§ Record set:
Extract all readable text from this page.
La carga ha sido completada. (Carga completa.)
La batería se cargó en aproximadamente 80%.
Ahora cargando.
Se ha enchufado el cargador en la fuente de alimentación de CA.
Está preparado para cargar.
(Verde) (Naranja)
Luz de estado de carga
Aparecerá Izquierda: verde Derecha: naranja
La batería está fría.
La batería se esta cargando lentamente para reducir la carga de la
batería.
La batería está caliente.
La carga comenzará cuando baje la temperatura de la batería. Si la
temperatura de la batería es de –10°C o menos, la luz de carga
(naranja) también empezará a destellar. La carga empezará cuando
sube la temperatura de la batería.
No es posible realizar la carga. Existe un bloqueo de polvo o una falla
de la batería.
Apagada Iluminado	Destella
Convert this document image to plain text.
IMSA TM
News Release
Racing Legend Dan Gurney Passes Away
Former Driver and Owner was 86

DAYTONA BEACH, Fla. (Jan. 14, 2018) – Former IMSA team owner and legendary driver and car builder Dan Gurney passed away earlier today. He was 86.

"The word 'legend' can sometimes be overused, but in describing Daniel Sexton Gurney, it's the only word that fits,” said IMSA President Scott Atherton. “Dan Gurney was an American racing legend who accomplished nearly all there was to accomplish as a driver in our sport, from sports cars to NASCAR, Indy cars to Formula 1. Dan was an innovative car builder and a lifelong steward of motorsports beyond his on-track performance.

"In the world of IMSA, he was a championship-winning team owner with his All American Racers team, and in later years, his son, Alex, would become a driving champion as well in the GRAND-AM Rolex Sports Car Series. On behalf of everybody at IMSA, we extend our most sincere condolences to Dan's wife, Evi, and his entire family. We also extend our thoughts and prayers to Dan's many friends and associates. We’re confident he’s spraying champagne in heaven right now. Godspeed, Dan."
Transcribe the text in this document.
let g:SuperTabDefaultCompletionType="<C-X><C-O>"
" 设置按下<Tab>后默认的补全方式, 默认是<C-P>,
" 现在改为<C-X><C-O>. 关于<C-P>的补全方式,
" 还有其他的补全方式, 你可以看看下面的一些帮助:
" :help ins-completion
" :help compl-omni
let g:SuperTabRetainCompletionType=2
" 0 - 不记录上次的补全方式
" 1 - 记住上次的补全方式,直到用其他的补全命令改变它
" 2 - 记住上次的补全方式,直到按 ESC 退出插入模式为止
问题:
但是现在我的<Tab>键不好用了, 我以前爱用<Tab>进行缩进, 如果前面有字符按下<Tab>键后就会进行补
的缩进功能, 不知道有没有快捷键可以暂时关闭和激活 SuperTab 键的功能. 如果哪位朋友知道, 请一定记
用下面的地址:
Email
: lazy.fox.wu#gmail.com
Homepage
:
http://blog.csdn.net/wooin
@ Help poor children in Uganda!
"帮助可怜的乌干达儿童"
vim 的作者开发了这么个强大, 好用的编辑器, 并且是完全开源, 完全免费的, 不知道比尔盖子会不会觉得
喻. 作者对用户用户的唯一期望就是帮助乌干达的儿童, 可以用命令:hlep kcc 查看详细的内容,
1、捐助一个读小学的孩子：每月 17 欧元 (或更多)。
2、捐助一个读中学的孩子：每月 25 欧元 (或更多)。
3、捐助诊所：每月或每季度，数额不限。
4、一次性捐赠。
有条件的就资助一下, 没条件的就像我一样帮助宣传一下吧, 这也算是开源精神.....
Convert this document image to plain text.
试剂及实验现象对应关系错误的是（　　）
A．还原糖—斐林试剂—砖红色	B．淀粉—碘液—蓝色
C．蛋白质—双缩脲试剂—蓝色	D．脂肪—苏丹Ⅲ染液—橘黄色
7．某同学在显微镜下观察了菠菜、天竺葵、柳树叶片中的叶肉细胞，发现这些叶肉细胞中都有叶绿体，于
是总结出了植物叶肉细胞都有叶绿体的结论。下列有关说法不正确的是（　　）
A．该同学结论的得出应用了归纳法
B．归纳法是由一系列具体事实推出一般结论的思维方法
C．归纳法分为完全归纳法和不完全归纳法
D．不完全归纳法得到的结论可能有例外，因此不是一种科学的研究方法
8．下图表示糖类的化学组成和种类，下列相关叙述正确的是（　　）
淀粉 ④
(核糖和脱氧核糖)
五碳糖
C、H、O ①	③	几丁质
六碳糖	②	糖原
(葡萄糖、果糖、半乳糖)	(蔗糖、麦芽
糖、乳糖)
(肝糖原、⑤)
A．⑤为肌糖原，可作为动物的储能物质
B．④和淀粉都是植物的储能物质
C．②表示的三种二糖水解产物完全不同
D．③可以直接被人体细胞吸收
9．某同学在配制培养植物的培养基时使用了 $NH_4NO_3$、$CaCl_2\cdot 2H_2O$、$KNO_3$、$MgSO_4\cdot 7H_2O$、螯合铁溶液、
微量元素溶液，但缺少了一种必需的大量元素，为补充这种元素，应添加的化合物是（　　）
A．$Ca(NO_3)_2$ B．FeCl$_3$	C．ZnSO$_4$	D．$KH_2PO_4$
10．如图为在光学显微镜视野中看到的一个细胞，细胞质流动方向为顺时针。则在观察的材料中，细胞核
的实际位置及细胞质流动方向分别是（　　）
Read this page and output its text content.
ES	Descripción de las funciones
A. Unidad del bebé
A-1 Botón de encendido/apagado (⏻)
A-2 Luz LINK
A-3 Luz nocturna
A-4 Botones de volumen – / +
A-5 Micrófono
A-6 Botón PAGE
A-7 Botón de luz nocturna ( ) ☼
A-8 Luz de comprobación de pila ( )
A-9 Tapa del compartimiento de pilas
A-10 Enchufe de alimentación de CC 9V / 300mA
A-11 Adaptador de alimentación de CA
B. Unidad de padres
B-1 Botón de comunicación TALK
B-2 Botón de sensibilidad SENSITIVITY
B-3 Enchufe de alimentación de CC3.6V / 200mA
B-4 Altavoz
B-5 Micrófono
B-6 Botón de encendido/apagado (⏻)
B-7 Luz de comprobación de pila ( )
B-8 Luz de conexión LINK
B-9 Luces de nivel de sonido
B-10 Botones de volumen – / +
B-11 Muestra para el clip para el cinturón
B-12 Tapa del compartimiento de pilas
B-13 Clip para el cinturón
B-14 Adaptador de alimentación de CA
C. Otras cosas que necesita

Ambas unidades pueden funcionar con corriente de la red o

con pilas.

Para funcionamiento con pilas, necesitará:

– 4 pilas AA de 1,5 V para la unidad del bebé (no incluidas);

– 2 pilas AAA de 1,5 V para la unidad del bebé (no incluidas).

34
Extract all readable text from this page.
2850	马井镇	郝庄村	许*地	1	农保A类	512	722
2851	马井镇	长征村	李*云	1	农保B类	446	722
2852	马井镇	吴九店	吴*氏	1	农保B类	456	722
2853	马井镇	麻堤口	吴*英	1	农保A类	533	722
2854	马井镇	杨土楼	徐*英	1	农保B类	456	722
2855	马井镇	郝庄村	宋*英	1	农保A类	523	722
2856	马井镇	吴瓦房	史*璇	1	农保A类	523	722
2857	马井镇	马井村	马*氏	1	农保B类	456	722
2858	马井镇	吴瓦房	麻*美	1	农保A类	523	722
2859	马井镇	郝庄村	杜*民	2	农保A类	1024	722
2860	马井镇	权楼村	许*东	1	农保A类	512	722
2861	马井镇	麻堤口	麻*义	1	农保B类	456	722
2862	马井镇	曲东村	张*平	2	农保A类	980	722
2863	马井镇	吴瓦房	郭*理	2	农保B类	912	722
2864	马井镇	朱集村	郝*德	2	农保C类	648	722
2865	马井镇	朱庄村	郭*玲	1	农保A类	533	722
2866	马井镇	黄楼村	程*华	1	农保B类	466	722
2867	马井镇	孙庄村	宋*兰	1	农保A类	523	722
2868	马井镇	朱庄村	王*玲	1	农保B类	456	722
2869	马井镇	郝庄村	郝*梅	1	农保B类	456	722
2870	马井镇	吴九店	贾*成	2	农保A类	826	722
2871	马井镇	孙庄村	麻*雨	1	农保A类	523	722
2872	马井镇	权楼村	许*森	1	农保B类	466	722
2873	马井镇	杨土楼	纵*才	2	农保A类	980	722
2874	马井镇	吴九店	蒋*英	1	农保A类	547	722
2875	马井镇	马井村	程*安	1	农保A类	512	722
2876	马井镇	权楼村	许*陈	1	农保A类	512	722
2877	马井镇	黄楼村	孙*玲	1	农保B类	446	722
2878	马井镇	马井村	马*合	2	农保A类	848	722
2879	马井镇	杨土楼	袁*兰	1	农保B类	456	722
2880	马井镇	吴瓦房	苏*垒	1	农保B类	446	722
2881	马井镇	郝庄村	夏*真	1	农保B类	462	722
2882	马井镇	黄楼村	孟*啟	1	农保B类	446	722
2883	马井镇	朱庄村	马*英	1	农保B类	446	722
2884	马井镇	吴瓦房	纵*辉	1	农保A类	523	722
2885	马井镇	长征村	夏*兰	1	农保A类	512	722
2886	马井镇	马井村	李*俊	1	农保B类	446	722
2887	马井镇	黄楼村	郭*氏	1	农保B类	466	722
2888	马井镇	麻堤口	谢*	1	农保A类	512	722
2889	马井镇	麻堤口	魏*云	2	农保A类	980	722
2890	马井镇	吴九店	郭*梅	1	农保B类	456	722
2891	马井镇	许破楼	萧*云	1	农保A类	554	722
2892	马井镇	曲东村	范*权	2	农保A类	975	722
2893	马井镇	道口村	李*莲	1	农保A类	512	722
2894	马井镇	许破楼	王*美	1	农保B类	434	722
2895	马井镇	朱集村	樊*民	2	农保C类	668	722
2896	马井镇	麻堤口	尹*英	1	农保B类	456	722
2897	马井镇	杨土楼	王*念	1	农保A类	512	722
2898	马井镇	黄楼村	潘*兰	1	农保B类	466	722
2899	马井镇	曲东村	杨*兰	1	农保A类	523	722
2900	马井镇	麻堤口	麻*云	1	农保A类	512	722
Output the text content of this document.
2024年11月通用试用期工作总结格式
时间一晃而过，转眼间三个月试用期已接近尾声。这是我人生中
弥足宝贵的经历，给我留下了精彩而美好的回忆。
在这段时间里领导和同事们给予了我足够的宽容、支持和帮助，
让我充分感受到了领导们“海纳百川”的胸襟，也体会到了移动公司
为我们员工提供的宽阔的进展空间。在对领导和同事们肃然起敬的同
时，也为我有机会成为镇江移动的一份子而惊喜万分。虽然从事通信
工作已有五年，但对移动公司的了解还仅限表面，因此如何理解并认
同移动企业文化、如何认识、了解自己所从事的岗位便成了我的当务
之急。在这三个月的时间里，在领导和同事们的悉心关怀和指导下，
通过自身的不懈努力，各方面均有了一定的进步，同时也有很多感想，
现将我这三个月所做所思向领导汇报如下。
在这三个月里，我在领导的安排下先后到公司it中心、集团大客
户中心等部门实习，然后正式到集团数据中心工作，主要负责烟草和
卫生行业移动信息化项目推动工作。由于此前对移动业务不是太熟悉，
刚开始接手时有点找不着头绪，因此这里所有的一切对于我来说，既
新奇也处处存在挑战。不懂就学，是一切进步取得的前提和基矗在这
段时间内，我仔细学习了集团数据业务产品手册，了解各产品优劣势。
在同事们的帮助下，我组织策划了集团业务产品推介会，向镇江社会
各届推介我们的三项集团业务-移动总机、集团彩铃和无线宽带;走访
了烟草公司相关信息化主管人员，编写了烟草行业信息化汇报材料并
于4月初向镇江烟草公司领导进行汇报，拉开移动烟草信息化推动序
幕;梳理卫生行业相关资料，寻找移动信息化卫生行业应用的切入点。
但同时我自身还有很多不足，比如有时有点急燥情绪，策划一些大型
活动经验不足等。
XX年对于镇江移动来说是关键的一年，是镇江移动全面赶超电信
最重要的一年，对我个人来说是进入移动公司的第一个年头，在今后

§ Your objective: Pull out all lines from the entries above in which the word "pilas" appears.

§ Complete response:
A-9 Tapa del compartimiento de pilas
B-12 Tapa del compartimiento de pilas
con pilas.
Para funcionamiento con pilas, necesitará:
– 4 pilas AA de 1,5 V para la unidad del bebé (no incluidas);
– 2 pilas AAA de 1,5 V para la unidad del bebé (no incluidas).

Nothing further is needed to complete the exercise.